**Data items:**
########
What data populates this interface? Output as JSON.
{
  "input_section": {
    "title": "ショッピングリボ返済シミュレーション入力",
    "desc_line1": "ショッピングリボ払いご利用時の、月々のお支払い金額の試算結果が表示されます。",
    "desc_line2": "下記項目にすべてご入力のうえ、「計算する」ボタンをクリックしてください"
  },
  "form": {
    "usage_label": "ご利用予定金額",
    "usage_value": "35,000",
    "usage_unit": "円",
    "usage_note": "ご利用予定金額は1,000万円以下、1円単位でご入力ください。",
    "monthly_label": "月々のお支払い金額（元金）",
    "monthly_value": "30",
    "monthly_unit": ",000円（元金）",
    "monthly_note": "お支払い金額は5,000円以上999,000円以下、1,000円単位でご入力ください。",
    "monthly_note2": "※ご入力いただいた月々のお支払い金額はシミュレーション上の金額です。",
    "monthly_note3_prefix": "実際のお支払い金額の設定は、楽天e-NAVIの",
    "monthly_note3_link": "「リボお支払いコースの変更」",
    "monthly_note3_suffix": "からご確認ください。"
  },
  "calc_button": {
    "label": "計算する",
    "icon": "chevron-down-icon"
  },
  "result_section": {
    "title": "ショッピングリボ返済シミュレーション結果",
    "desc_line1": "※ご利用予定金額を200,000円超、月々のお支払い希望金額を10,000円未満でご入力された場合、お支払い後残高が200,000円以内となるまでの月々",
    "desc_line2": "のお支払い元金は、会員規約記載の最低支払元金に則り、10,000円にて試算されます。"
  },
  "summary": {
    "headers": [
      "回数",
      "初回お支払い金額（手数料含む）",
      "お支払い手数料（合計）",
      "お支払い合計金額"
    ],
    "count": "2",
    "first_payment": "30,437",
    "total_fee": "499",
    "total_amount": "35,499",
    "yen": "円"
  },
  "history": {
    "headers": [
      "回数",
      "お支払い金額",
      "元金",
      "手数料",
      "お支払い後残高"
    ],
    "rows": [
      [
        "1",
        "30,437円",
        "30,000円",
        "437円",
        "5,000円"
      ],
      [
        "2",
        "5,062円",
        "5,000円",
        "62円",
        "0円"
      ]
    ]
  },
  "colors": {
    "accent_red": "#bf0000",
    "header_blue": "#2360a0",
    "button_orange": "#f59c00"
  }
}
########
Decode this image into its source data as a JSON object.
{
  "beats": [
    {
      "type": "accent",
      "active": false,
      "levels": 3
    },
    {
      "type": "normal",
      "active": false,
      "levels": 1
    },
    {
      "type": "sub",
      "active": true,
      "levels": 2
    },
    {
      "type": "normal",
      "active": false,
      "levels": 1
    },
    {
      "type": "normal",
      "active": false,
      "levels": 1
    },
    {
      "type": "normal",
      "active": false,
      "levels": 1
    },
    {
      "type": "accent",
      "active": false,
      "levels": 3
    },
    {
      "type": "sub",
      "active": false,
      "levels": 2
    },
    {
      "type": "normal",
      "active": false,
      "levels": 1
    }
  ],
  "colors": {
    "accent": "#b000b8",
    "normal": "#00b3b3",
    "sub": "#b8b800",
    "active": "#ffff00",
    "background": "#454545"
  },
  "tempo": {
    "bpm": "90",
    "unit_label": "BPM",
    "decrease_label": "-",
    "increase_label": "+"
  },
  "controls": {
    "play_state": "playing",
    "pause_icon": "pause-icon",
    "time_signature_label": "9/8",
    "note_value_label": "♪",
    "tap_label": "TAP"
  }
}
########
**WHAT TO PRODUCE:** Extract each line holding the word "計算する" from the records.

**EXERCISE SOLUTION:**
    "desc_line2": "下記項目にすべてご入力のうえ、「計算する」ボタンをクリックしてください"
    "label": "計算する",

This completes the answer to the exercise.